Task requirements: Without the pictures, set down every line of the data exactly.

Information shown:

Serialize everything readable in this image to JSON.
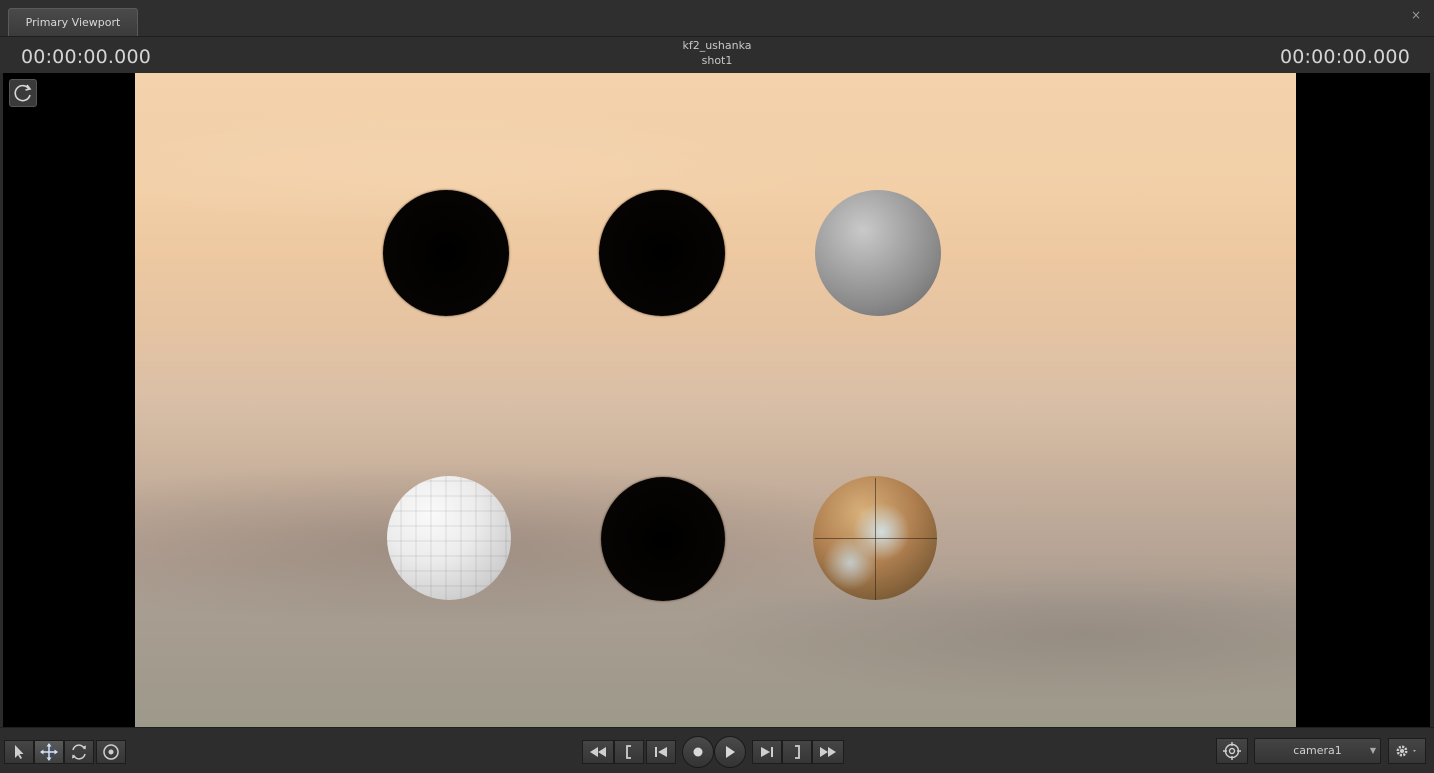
{
  "window": {
    "tab_label": "Primary Viewport",
    "close_glyph": "×"
  },
  "info": {
    "timecode_left": "00:00:00.000",
    "timecode_right": "00:00:00.000",
    "scene_name": "kf2_ushanka",
    "shot_name": "shot1"
  },
  "viewport": {
    "spheres": [
      "black",
      "black",
      "grey-stone",
      "white-faceted",
      "black",
      "earth-texture"
    ]
  },
  "toolbar": {
    "tools": [
      "select-icon",
      "move-icon",
      "orbit-icon",
      "target-icon"
    ],
    "transport": [
      "rewind-icon",
      "mark-in-icon",
      "step-back-icon",
      "record-icon",
      "play-icon",
      "step-forward-icon",
      "mark-out-icon",
      "fast-forward-icon"
    ],
    "camera_value": "camera1",
    "accent_color": "#cfe3ff"
  }
}
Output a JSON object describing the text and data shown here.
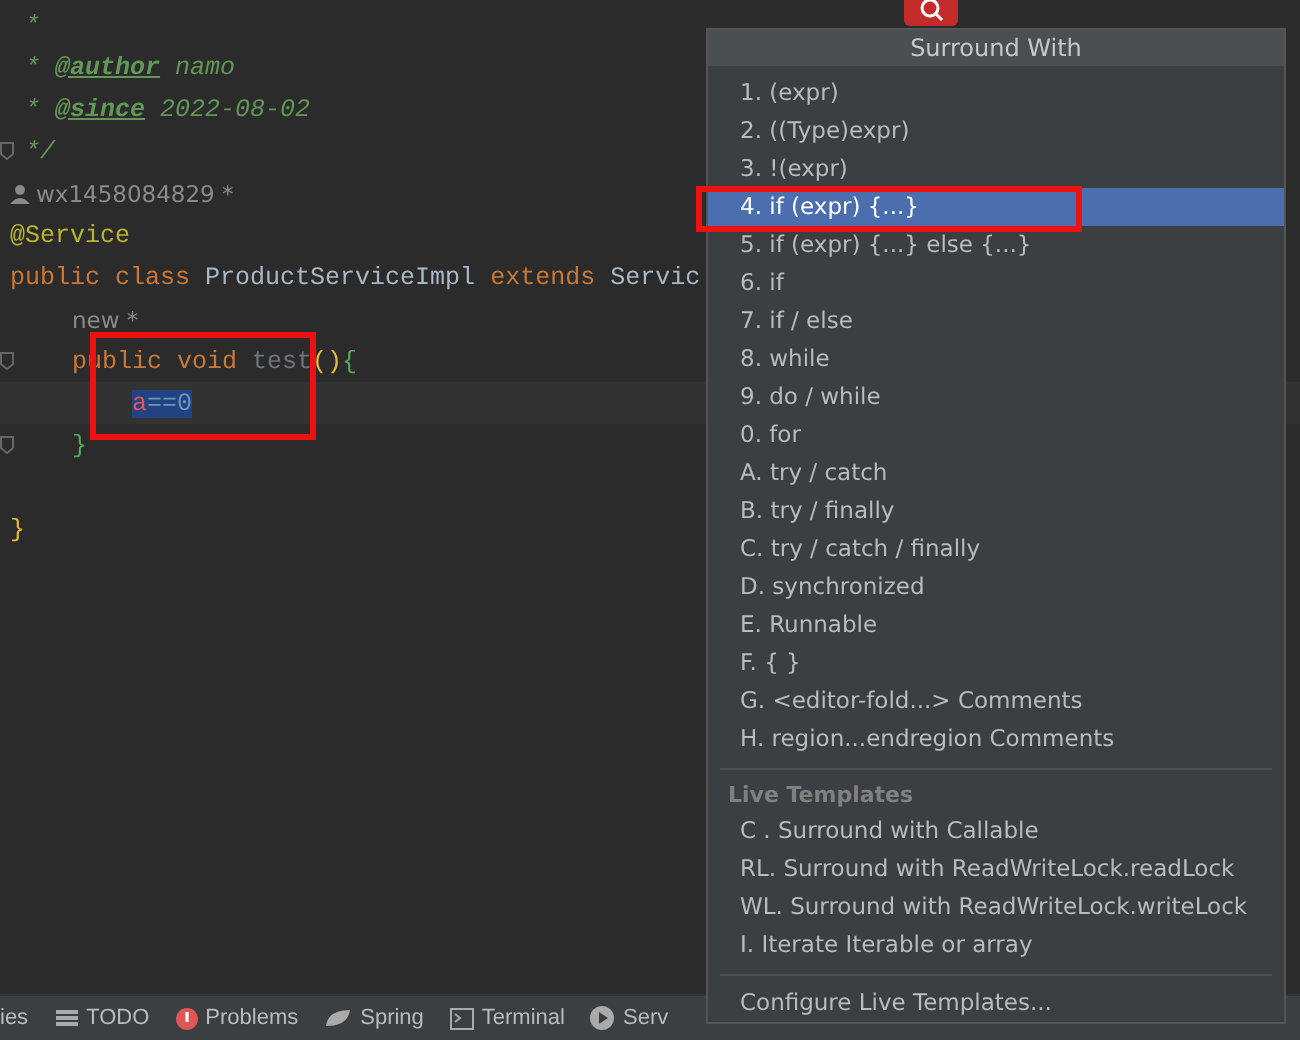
{
  "editor": {
    "lines": [
      {
        "kind": "code",
        "fold": false,
        "current": false,
        "tokens": [
          {
            "text": " *",
            "kind": "comment"
          }
        ]
      },
      {
        "kind": "code",
        "fold": false,
        "current": false,
        "tokens": [
          {
            "text": " * ",
            "kind": "comment"
          },
          {
            "text": "@author",
            "kind": "doctag"
          },
          {
            "text": " namo",
            "kind": "comment"
          }
        ]
      },
      {
        "kind": "code",
        "fold": false,
        "current": false,
        "tokens": [
          {
            "text": " * ",
            "kind": "comment"
          },
          {
            "text": "@since",
            "kind": "doctag"
          },
          {
            "text": " 2022-08-02",
            "kind": "comment"
          }
        ]
      },
      {
        "kind": "code",
        "fold": true,
        "current": false,
        "tokens": [
          {
            "text": " */",
            "kind": "comment"
          }
        ]
      },
      {
        "kind": "author",
        "fold": false,
        "current": false,
        "tokens": [
          {
            "text": "wx1458084829 *",
            "kind": "hint"
          }
        ]
      },
      {
        "kind": "code",
        "fold": false,
        "current": false,
        "tokens": [
          {
            "text": "@Service",
            "kind": "annotation"
          }
        ]
      },
      {
        "kind": "code",
        "fold": false,
        "current": false,
        "tokens": [
          {
            "text": "public class ",
            "kind": "keyword"
          },
          {
            "text": "ProductServiceImpl ",
            "kind": "plain"
          },
          {
            "text": "extends ",
            "kind": "keyword"
          },
          {
            "text": "Servic",
            "kind": "plain"
          }
        ]
      },
      {
        "kind": "member",
        "fold": false,
        "current": false,
        "tokens": [
          {
            "text": "new *",
            "kind": "hint"
          }
        ]
      },
      {
        "kind": "member",
        "fold": true,
        "current": false,
        "tokens": [
          {
            "text": "public void ",
            "kind": "keyword"
          },
          {
            "text": "test",
            "kind": "unused"
          },
          {
            "text": "()",
            "kind": "paren"
          },
          {
            "text": "{",
            "kind": "brace"
          }
        ]
      },
      {
        "kind": "body",
        "fold": false,
        "current": true,
        "tokens": [
          {
            "text": "a",
            "kind": "selvar"
          },
          {
            "text": "==0",
            "kind": "selected"
          }
        ]
      },
      {
        "kind": "member",
        "fold": true,
        "current": false,
        "tokens": [
          {
            "text": "}",
            "kind": "brace"
          }
        ]
      },
      {
        "kind": "blank"
      },
      {
        "kind": "code",
        "fold": false,
        "current": false,
        "tokens": [
          {
            "text": "}",
            "kind": "brace2"
          }
        ]
      }
    ]
  },
  "status_bar": [
    {
      "label": "ies"
    },
    {
      "label": "TODO"
    },
    {
      "label": "Problems"
    },
    {
      "label": "Spring"
    },
    {
      "label": "Terminal"
    },
    {
      "label": "Serv"
    }
  ],
  "popup": {
    "title": "Surround With",
    "items": [
      {
        "label": "1. (expr)",
        "selected": false
      },
      {
        "label": "2. ((Type)expr)",
        "selected": false
      },
      {
        "label": "3. !(expr)",
        "selected": false
      },
      {
        "label": "4. if (expr) {...}",
        "selected": true
      },
      {
        "label": "5. if (expr) {...} else {...}",
        "selected": false
      },
      {
        "label": "6. if",
        "selected": false
      },
      {
        "label": "7. if / else",
        "selected": false
      },
      {
        "label": "8. while",
        "selected": false
      },
      {
        "label": "9. do / while",
        "selected": false
      },
      {
        "label": "0. for",
        "selected": false
      },
      {
        "label": "A. try / catch",
        "selected": false
      },
      {
        "label": "B. try / finally",
        "selected": false
      },
      {
        "label": "C. try / catch / finally",
        "selected": false
      },
      {
        "label": "D. synchronized",
        "selected": false
      },
      {
        "label": "E. Runnable",
        "selected": false
      },
      {
        "label": "F. { }",
        "selected": false
      },
      {
        "label": "G. <editor-fold...> Comments",
        "selected": false
      },
      {
        "label": "H. region...endregion Comments",
        "selected": false
      }
    ],
    "live_templates": {
      "header": "Live Templates",
      "items": [
        {
          "label": "C . Surround with Callable",
          "selected": false
        },
        {
          "label": "RL. Surround with ReadWriteLock.readLock",
          "selected": false
        },
        {
          "label": "WL. Surround with ReadWriteLock.writeLock",
          "selected": false
        },
        {
          "label": "I. Iterate Iterable or array",
          "selected": false
        }
      ]
    },
    "footer_action": "Configure Live Templates..."
  }
}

Exercise answer:
Serialize everything readable in this image to JSON.
{
  "window": {
    "tab_label": "Primary Viewport",
    "close_glyph": "×"
  },
  "info": {
    "timecode_left": "00:00:00.000",
    "timecode_right": "00:00:00.000",
    "scene_name": "kf2_ushanka",
    "shot_name": "shot1"
  },
  "viewport": {
    "spheres": [
      "black",
      "black",
      "grey-stone",
      "white-faceted",
      "black",
      "earth-texture"
    ]
  },
  "toolbar": {
    "tools": [
      "select-icon",
      "move-icon",
      "orbit-icon",
      "target-icon"
    ],
    "transport": [
      "rewind-icon",
      "mark-in-icon",
      "step-back-icon",
      "record-icon",
      "play-icon",
      "step-forward-icon",
      "mark-out-icon",
      "fast-forward-icon"
    ],
    "camera_value": "camera1",
    "accent_color": "#cfe3ff"
  }
}
Output a JSON object describing the text and data shown here.
{
  "editor": {
    "lines": [
      {
        "kind": "code",
        "fold": false,
        "current": false,
        "tokens": [
          {
            "text": " *",
            "kind": "comment"
          }
        ]
      },
      {
        "kind": "code",
        "fold": false,
        "current": false,
        "tokens": [
          {
            "text": " * ",
            "kind": "comment"
          },
          {
            "text": "@author",
            "kind": "doctag"
          },
          {
            "text": " namo",
            "kind": "comment"
          }
        ]
      },
      {
        "kind": "code",
        "fold": false,
        "current": false,
        "tokens": [
          {
            "text": " * ",
            "kind": "comment"
          },
          {
            "text": "@since",
            "kind": "doctag"
          },
          {
            "text": " 2022-08-02",
            "kind": "comment"
          }
        ]
      },
      {
        "kind": "code",
        "fold": true,
        "current": false,
        "tokens": [
          {
            "text": " */",
            "kind": "comment"
          }
        ]
      },
      {
        "kind": "author",
        "fold": false,
        "current": false,
        "tokens": [
          {
            "text": "wx1458084829 *",
            "kind": "hint"
          }
        ]
      },
      {
        "kind": "code",
        "fold": false,
        "current": false,
        "tokens": [
          {
            "text": "@Service",
            "kind": "annotation"
          }
        ]
      },
      {
        "kind": "code",
        "fold": false,
        "current": false,
        "tokens": [
          {
            "text": "public class ",
            "kind": "keyword"
          },
          {
            "text": "ProductServiceImpl ",
            "kind": "plain"
          },
          {
            "text": "extends ",
            "kind": "keyword"
          },
          {
            "text": "Servic",
            "kind": "plain"
          }
        ]
      },
      {
        "kind": "member",
        "fold": false,
        "current": false,
        "tokens": [
          {
            "text": "new *",
            "kind": "hint"
          }
        ]
      },
      {
        "kind": "member",
        "fold": true,
        "current": false,
        "tokens": [
          {
            "text": "public void ",
            "kind": "keyword"
          },
          {
            "text": "test",
            "kind": "unused"
          },
          {
            "text": "()",
            "kind": "paren"
          },
          {
            "text": "{",
            "kind": "brace"
          }
        ]
      },
      {
        "kind": "body",
        "fold": false,
        "current": true,
        "tokens": [
          {
            "text": "a",
            "kind": "selvar"
          },
          {
            "text": "==0",
            "kind": "selected"
          }
        ]
      },
      {
        "kind": "member",
        "fold": true,
        "current": false,
        "tokens": [
          {
            "text": "}",
            "kind": "brace"
          }
        ]
      },
      {
        "kind": "blank"
      },
      {
        "kind": "code",
        "fold": false,
        "current": false,
        "tokens": [
          {
            "text": "}",
            "kind": "brace2"
          }
        ]
      }
    ]
  },
  "status_bar": [
    {
      "label": "ies"
    },
    {
      "label": "TODO"
    },
    {
      "label": "Problems"
    },
    {
      "label": "Spring"
    },
    {
      "label": "Terminal"
    },
    {
      "label": "Serv"
    }
  ],
  "popup": {
    "title": "Surround With",
    "items": [
      {
        "label": "1. (expr)",
        "selected": false
      },
      {
        "label": "2. ((Type)expr)",
        "selected": false
      },
      {
        "label": "3. !(expr)",
        "selected": false
      },
      {
        "label": "4. if (expr) {...}",
        "selected": true
      },
      {
        "label": "5. if (expr) {...} else {...}",
        "selected": false
      },
      {
        "label": "6. if",
        "selected": false
      },
      {
        "label": "7. if / else",
        "selected": false
      },
      {
        "label": "8. while",
        "selected": false
      },
      {
        "label": "9. do / while",
        "selected": false
      },
      {
        "label": "0. for",
        "selected": false
      },
      {
        "label": "A. try / catch",
        "selected": false
      },
      {
        "label": "B. try / finally",
        "selected": false
      },
      {
        "label": "C. try / catch / finally",
        "selected": false
      },
      {
        "label": "D. synchronized",
        "selected": false
      },
      {
        "label": "E. Runnable",
        "selected": false
      },
      {
        "label": "F. { }",
        "selected": false
      },
      {
        "label": "G. <editor-fold...> Comments",
        "selected": false
      },
      {
        "label": "H. region...endregion Comments",
        "selected": false
      }
    ],
    "live_templates": {
      "header": "Live Templates",
      "items": [
        {
          "label": "C . Surround with Callable",
          "selected": false
        },
        {
          "label": "RL. Surround with ReadWriteLock.readLock",
          "selected": false
        },
        {
          "label": "WL. Surround with ReadWriteLock.writeLock",
          "selected": false
        },
        {
          "label": "I. Iterate Iterable or array",
          "selected": false
        }
      ]
    },
    "footer_action": "Configure Live Templates..."
  }
}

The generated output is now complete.